[Start of Given entries]

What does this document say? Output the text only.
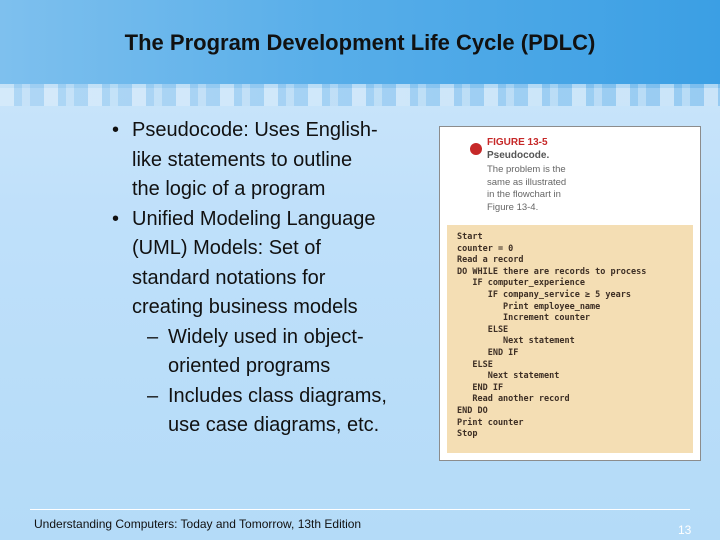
The Program Development Life Cycle (PDLC)
• Pseudocode: Uses English-
like statements to outline
the logic of a program
• Unified Modeling Language
(UML) Models: Set of
standard notations for
creating business models
– Widely used in object-
oriented programs
– Includes class diagrams,
use case diagrams, etc.
FIGURE 13-5
Pseudocode.
The problem is the
same as illustrated
in the flowchart in
Figure 13-4.
Start
counter = 0
Read a record
DO WHILE there are records to process
IF computer_experience
IF company_service ≥ 5 years
Print employee_name
Increment counter
ELSE
Next statement
END IF
ELSE
Next statement
END IF
Read another record
END DO
Print counter
Stop
Understanding Computers: Today and Tomorrow, 13th Edition	13
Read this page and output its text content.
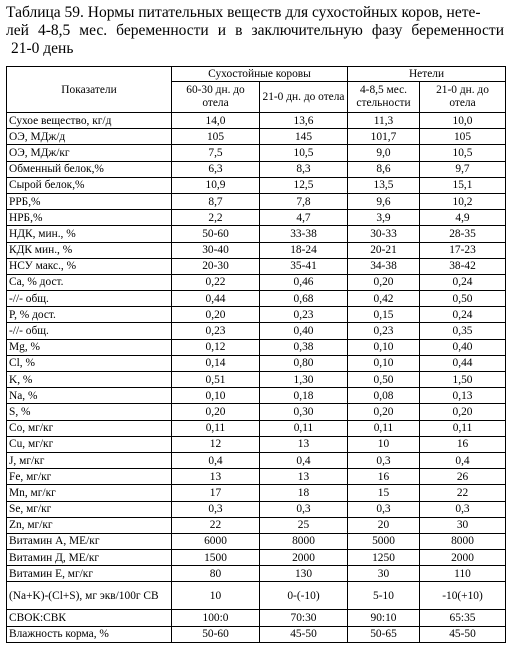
Таблица 59. Нормы питательных веществ для сухостойных коров, нете-
лей 4-8,5 мес. беременности и в заключительную фазу беременности
21-0 день
Показатели	Сухостойные коровы		Нетели	
	60-30 дн. до отела	21-0 дн. до отела	4-8,5 мес. стельности	21-0 дн. до отела
Сухое вещество, кг/д	14,0	13,6	11,3	10,0
ОЭ, МДж/д	105	145	101,7	105
ОЭ, МДж/кг	7,5	10,5	9,0	10,5
Обменный белок,%	6,3	8,3	8,6	9,7
Сырой белок,%	10,9	12,5	13,5	15,1
РРБ,%	8,7	7,8	9,6	10,2
НРБ,%	2,2	4,7	3,9	4,9
НДК, мин., %	50-60	33-38	30-33	28-35
КДК мин., %	30-40	18-24	20-21	17-23
НСУ макс., %	20-30	35-41	34-38	38-42
Ca, % дост.	0,22	0,46	0,20	0,24
-//- общ.	0,44	0,68	0,42	0,50
P, % дост.	0,20	0,23	0,15	0,24
-//- общ.	0,23	0,40	0,23	0,35
Mg, %	0,12	0,38	0,10	0,40
Cl, %	0,14	0,80	0,10	0,44
K, %	0,51	1,30	0,50	1,50
Na, %	0,10	0,18	0,08	0,13
S, %	0,20	0,30	0,20	0,20
Co, мг/кг	0,11	0,11	0,11	0,11
Cu, мг/кг	12	13	10	16
J, мг/кг	0,4	0,4	0,3	0,4
Fe, мг/кг	13	13	16	26
Mn, мг/кг	17	18	15	22
Se, мг/кг	0,3	0,3	0,3	0,3
Zn, мг/кг	22	25	20	30
Витамин А, МЕ/кг	6000	8000	5000	8000
Витамин Д, МЕ/кг	1500	2000	1250	2000
Витамин Е, мг/кг	80	130	30	110
(Na+K)-(Cl+S), мг экв/100г СВ	10	0-(-10)	5-10	-10(+10)
СВОК:СВК	100:0	70:30	90:10	65:35
Влажность корма, %	50-60	45-50	50-65	45-50
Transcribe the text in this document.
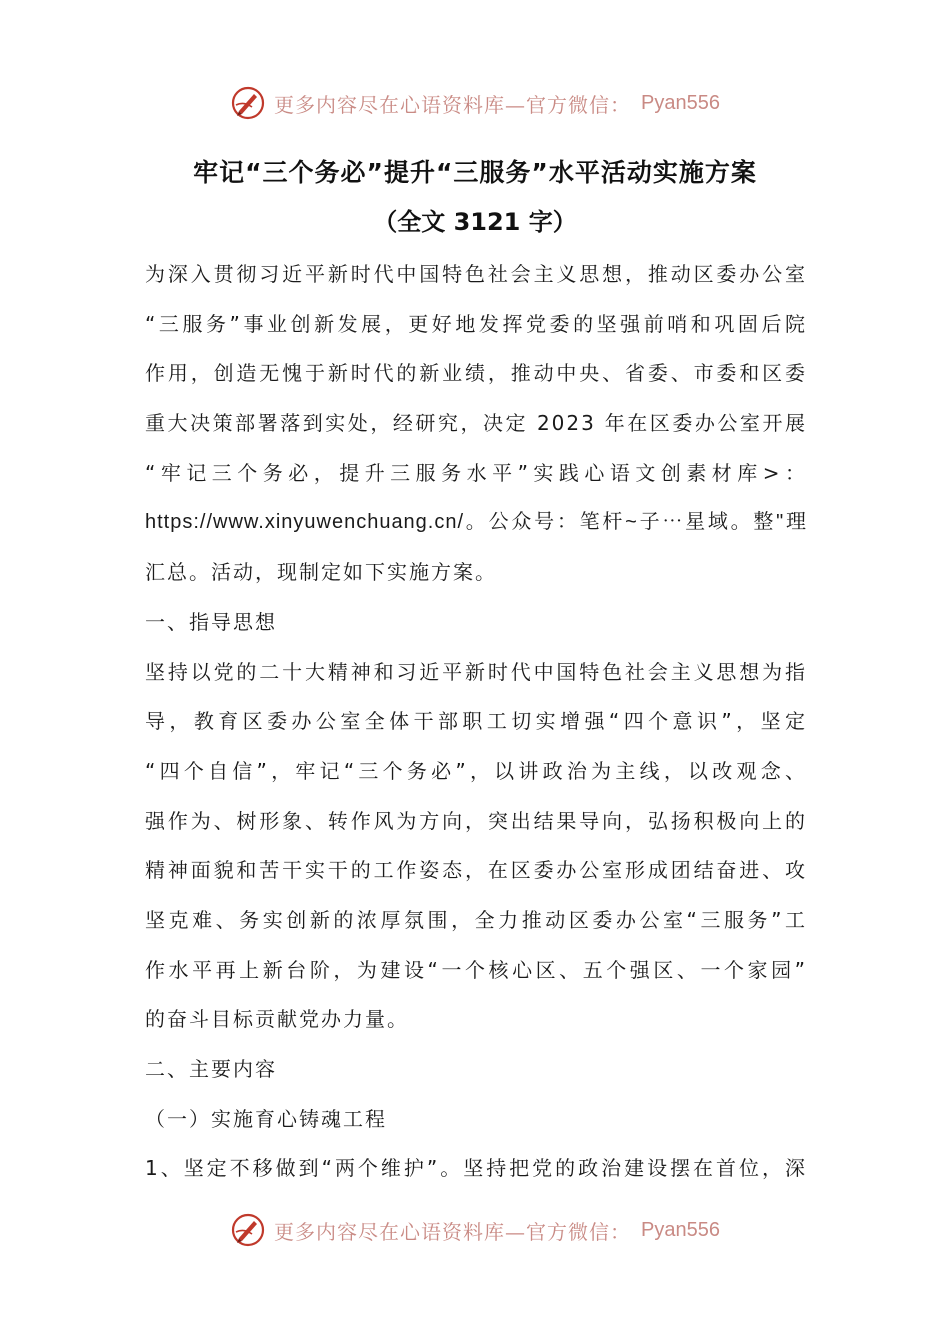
更多内容尽在心语资料库—官方微信： Pyan556
牢记“三个务必”提升“三服务”水平活动实施方案
（全文 3121 字）
为深入贯彻习近平新时代中国特色社会主义思想，推动区委办公室
“三服务”事业创新发展，更好地发挥党委的坚强前哨和巩固后院
作用，创造无愧于新时代的新业绩，推动中央、省委、市委和区委
重大决策部署落到实处，经研究，决定 2023 年在区委办公室开展
“牢记三个务必，提升三服务水平”实践心语文创素材库>：
https://www.xinyuwenchuang.cn/。公众号：笔杆~子⋯星域。整"理
汇总。活动，现制定如下实施方案。
一、指导思想
坚持以党的二十大精神和习近平新时代中国特色社会主义思想为指
导，教育区委办公室全体干部职工切实增强“四个意识”，坚定
“四个自信”，牢记“三个务必”，以讲政治为主线，以改观念、
强作为、树形象、转作风为方向，突出结果导向，弘扬积极向上的
精神面貌和苦干实干的工作姿态，在区委办公室形成团结奋进、攻
坚克难、务实创新的浓厚氛围，全力推动区委办公室“三服务”工
作水平再上新台阶，为建设“一个核心区、五个强区、一个家园”
的奋斗目标贡献党办力量。
二、主要内容
（一）实施育心铸魂工程
1、坚定不移做到“两个维护”。坚持把党的政治建设摆在首位，深
更多内容尽在心语资料库—官方微信： Pyan556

[End of Given entries]

- The problem:
Pictures in the records above are not copied; print everything else exactly.

- Output for this task:
What does this document say? Output the text only.
The Program Development Life Cycle (PDLC)
• Pseudocode: Uses English-
like statements to outline
the logic of a program
• Unified Modeling Language
(UML) Models: Set of
standard notations for
creating business models
– Widely used in object-
oriented programs
– Includes class diagrams,
use case diagrams, etc.
FIGURE 13-5
Pseudocode.
The problem is the
same as illustrated
in the flowchart in
Figure 13-4.
Start
counter = 0
Read a record
DO WHILE there are records to process
IF computer_experience
IF company_service ≥ 5 years
Print employee_name
Increment counter
ELSE
Next statement
END IF
ELSE
Next statement
END IF
Read another record
END DO
Print counter
Stop
Understanding Computers: Today and Tomorrow, 13th Edition	13
Read this page and output its text content.
Таблица 59. Нормы питательных веществ для сухостойных коров, нете-
лей 4-8,5 мес. беременности и в заключительную фазу беременности
21-0 день
Показатели	Сухостойные коровы		Нетели	
	60-30 дн. до отела	21-0 дн. до отела	4-8,5 мес. стельности	21-0 дн. до отела
Сухое вещество, кг/д	14,0	13,6	11,3	10,0
ОЭ, МДж/д	105	145	101,7	105
ОЭ, МДж/кг	7,5	10,5	9,0	10,5
Обменный белок,%	6,3	8,3	8,6	9,7
Сырой белок,%	10,9	12,5	13,5	15,1
РРБ,%	8,7	7,8	9,6	10,2
НРБ,%	2,2	4,7	3,9	4,9
НДК, мин., %	50-60	33-38	30-33	28-35
КДК мин., %	30-40	18-24	20-21	17-23
НСУ макс., %	20-30	35-41	34-38	38-42
Ca, % дост.	0,22	0,46	0,20	0,24
-//- общ.	0,44	0,68	0,42	0,50
P, % дост.	0,20	0,23	0,15	0,24
-//- общ.	0,23	0,40	0,23	0,35
Mg, %	0,12	0,38	0,10	0,40
Cl, %	0,14	0,80	0,10	0,44
K, %	0,51	1,30	0,50	1,50
Na, %	0,10	0,18	0,08	0,13
S, %	0,20	0,30	0,20	0,20
Co, мг/кг	0,11	0,11	0,11	0,11
Cu, мг/кг	12	13	10	16
J, мг/кг	0,4	0,4	0,3	0,4
Fe, мг/кг	13	13	16	26
Mn, мг/кг	17	18	15	22
Se, мг/кг	0,3	0,3	0,3	0,3
Zn, мг/кг	22	25	20	30
Витамин А, МЕ/кг	6000	8000	5000	8000
Витамин Д, МЕ/кг	1500	2000	1250	2000
Витамин Е, мг/кг	80	130	30	110
(Na+K)-(Cl+S), мг экв/100г СВ	10	0-(-10)	5-10	-10(+10)
СВОК:СВК	100:0	70:30	90:10	65:35
Влажность корма, %	50-60	45-50	50-65	45-50
Transcribe the text in this document.
更多内容尽在心语资料库—官方微信： Pyan556
牢记“三个务必”提升“三服务”水平活动实施方案
（全文 3121 字）
为深入贯彻习近平新时代中国特色社会主义思想，推动区委办公室
“三服务”事业创新发展，更好地发挥党委的坚强前哨和巩固后院
作用，创造无愧于新时代的新业绩，推动中央、省委、市委和区委
重大决策部署落到实处，经研究，决定 2023 年在区委办公室开展
“牢记三个务必，提升三服务水平”实践心语文创素材库>：
https://www.xinyuwenchuang.cn/。公众号：笔杆~子⋯星域。整"理
汇总。活动，现制定如下实施方案。
一、指导思想
坚持以党的二十大精神和习近平新时代中国特色社会主义思想为指
导，教育区委办公室全体干部职工切实增强“四个意识”，坚定
“四个自信”，牢记“三个务必”，以讲政治为主线，以改观念、
强作为、树形象、转作风为方向，突出结果导向，弘扬积极向上的
精神面貌和苦干实干的工作姿态，在区委办公室形成团结奋进、攻
坚克难、务实创新的浓厚氛围，全力推动区委办公室“三服务”工
作水平再上新台阶，为建设“一个核心区、五个强区、一个家园”
的奋斗目标贡献党办力量。
二、主要内容
（一）实施育心铸魂工程
1、坚定不移做到“两个维护”。坚持把党的政治建设摆在首位，深
更多内容尽在心语资料库—官方微信： Pyan556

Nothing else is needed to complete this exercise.